**Work to complete**. Check each line of the listing for the string "known". Copy those where it appears.

**Entries shown**.
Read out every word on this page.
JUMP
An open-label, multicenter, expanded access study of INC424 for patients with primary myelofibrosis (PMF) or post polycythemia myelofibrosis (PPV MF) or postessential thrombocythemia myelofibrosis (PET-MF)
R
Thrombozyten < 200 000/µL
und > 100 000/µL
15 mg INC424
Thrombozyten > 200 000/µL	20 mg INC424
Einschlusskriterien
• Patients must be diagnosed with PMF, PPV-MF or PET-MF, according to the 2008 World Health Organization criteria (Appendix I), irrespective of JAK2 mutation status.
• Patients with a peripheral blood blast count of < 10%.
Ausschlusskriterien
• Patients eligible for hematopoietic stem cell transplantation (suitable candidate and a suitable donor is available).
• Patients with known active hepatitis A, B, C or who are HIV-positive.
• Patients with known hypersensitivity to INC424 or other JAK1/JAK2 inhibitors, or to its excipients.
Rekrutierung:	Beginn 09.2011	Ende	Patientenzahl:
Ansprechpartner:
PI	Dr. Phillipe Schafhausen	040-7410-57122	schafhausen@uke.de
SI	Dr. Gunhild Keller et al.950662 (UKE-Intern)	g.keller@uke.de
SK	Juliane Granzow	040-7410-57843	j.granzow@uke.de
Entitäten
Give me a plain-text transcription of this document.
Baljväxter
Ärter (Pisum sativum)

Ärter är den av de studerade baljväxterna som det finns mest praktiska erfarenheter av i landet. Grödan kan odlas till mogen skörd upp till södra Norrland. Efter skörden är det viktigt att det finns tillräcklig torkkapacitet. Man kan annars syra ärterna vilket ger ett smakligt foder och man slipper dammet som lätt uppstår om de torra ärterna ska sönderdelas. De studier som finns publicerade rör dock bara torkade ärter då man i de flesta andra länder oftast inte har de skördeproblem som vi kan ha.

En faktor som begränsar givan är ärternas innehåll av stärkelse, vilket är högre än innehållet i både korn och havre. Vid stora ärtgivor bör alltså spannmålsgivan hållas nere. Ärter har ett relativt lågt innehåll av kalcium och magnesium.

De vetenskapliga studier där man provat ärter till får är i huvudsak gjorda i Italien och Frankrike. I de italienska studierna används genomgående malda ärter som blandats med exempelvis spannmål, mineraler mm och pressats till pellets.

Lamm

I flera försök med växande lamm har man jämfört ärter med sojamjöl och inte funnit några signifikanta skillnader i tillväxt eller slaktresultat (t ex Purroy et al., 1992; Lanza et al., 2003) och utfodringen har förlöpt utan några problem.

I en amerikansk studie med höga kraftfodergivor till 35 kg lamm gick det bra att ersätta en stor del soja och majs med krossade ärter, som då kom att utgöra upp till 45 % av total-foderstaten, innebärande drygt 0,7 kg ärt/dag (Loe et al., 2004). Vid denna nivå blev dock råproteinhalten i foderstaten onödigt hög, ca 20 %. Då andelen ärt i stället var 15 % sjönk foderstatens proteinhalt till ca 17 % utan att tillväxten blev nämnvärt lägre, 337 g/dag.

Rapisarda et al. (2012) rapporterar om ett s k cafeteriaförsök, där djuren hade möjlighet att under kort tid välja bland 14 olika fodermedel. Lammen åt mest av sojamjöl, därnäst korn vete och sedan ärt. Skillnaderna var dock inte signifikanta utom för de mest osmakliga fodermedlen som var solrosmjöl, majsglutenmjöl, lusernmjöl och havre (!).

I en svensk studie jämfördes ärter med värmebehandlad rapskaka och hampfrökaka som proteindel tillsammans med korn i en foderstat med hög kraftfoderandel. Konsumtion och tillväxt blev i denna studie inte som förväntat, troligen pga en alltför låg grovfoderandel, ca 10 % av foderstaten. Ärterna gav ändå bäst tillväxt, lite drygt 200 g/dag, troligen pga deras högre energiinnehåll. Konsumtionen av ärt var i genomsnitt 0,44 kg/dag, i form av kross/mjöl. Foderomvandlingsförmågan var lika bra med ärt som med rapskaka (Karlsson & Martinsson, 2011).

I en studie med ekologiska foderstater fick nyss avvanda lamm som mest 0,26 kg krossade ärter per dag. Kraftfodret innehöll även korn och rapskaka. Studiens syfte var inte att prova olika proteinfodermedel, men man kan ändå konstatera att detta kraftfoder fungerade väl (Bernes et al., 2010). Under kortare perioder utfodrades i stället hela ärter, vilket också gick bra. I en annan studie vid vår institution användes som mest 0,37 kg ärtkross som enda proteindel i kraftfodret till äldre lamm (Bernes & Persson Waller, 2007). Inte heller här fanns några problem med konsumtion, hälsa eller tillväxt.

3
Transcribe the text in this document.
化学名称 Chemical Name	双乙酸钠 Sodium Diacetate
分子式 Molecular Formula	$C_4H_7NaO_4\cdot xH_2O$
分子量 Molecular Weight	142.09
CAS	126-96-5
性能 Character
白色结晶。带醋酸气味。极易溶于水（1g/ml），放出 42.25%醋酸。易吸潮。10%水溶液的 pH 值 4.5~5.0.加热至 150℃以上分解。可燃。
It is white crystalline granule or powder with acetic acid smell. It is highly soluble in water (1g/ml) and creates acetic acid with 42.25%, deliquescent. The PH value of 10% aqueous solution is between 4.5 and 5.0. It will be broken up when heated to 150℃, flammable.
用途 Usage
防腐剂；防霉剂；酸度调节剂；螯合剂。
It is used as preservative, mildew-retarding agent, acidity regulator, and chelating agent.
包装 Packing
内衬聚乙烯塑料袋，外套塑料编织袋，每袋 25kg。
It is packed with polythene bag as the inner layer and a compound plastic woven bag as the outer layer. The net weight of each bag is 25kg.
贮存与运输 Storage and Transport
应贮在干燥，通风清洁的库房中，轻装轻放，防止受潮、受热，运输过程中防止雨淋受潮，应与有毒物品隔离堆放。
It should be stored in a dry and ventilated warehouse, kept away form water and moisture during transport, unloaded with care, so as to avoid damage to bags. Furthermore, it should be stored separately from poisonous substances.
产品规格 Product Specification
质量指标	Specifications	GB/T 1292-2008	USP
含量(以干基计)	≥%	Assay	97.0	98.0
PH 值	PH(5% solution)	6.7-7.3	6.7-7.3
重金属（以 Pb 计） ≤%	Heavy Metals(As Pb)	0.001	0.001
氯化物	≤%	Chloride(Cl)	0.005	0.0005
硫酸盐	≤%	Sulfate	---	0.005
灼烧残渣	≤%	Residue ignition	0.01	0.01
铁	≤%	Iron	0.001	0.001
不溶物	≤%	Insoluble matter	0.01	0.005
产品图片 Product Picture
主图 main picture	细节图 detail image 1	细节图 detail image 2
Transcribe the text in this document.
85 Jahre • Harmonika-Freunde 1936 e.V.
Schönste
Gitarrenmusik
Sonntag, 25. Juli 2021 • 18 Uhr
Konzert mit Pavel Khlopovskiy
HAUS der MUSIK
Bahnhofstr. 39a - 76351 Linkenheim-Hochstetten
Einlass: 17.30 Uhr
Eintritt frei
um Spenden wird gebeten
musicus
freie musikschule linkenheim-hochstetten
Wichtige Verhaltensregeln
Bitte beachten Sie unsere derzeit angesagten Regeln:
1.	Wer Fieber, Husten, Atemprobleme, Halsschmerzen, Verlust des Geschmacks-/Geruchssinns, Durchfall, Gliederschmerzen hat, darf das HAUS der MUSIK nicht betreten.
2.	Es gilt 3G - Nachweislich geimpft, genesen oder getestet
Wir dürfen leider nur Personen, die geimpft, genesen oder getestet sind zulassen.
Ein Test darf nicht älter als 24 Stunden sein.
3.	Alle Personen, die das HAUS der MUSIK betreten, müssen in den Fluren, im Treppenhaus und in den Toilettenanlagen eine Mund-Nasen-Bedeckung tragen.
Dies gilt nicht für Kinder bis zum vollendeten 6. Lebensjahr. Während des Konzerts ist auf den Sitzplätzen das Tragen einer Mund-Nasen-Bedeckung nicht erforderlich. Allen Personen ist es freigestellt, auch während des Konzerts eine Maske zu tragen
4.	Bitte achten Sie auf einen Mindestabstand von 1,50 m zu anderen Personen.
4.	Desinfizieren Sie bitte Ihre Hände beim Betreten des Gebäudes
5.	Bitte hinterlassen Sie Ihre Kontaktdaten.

**Output for this task**.
• Patients with known active hepatitis A, B, C or who are HIV-positive.
• Patients with known hypersensitivity to INC424 or other JAK1/JAK2 inhibitors, or to its excipients.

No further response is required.